Trecho escolhido:
A bertillonnage foi introduzida em todas as prisões francesas, e por possuir uma

margem de erro pequena, seria adotada em diversas partes do mundo. Bertillon, então,

aperfeiçoaria outros recursos de reconhecimento, como a fotografia judiciária (fotos de

frente, de perfil e do local do crime) e o retrato falado (que permitia a localização do

criminoso em meio à multidão).

As técnicas de identificação chegariam ao ápice com o surgimento da datiloscopia

(classificação e codificação das impressões digitais) em 1891, um sistema onde não existia

nenhuma possibilidade de equívoco em relação à identidade do indivíduo.

Consegue-se, a partir desde momento, conhecer com precisão os antecedentes do

criminoso e, com uma visão mais aprofundada, distingui-lo da massa. Identificando-se os

“homens perigosos”, a irracionalidade, ao menos à primeira vista, poderia ser controlada,

trazendo-se, assim, mais tranqüilidade para as sociedade urbanas. Mas não é exatamente

isto que observaria-se com o crescimento e a evolução das metrópoles.

O que fazer: Transcreva por inteiro, sem mudar nada, o trecho sobre as técnicas de identificação de criminosos.

Linhas fornecidas:
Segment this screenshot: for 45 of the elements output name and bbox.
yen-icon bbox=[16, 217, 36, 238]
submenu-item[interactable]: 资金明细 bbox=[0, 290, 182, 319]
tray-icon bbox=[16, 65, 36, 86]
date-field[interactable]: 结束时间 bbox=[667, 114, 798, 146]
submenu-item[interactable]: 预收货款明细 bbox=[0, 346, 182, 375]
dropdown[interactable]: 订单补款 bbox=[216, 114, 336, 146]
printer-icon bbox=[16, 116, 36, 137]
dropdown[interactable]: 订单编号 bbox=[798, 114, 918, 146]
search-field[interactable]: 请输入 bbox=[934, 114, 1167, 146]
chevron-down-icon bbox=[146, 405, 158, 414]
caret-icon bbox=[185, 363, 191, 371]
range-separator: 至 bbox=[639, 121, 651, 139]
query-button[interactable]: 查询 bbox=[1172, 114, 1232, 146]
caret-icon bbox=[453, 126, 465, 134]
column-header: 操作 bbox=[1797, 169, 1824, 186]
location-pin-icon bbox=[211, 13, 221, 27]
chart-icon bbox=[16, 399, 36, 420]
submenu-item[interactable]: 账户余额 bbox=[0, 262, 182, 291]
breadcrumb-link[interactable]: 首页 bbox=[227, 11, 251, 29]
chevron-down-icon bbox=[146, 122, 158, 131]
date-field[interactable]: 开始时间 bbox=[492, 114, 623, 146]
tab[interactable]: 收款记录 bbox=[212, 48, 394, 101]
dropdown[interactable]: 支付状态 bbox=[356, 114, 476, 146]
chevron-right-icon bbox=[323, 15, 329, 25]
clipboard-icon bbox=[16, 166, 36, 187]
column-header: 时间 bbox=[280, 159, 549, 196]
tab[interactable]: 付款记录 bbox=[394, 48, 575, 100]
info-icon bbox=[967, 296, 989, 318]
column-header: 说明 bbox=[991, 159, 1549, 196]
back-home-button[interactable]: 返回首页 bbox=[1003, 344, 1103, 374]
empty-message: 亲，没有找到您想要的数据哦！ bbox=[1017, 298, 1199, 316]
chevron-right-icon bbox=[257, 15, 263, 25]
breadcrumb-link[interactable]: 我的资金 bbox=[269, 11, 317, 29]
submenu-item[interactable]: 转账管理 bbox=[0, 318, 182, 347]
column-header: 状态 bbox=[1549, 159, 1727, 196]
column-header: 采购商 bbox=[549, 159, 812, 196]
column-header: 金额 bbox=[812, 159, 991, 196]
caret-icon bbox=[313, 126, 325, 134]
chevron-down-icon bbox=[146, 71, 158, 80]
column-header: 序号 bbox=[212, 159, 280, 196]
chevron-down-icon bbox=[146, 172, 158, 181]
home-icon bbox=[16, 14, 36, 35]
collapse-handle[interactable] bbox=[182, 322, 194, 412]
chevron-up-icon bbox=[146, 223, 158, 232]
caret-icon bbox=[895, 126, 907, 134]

Resposta:
A bertillonnage foi introduzida em todas as prisões francesas, e por possuir uma

margem de erro pequena, seria adotada em diversas partes do mundo. Bertillon, então,

aperfeiçoaria outros recursos de reconhecimento, como a fotografia judiciária (fotos de

frente, de perfil e do local do crime) e o retrato falado (que permitia a localização do

criminoso em meio à multidão).

As técnicas de identificação chegariam ao ápice com o surgimento da datiloscopia

(classificação e codificação das impressões digitais) em 1891, um sistema onde não existia

nenhuma possibilidade de equívoco em relação à identidade do indivíduo.

Consegue-se, a partir desde momento, conhecer com precisão os antecedentes do

criminoso e, com uma visão mais aprofundada, distingui-lo da massa. Identificando-se os

“homens perigosos”, a irracionalidade, ao menos à primeira vista, poderia ser controlada,

trazendo-se, assim, mais tranqüilidade para as sociedade urbanas. Mas não é exatamente

isto que observaria-se com o crescimento e a evolução das metrópoles.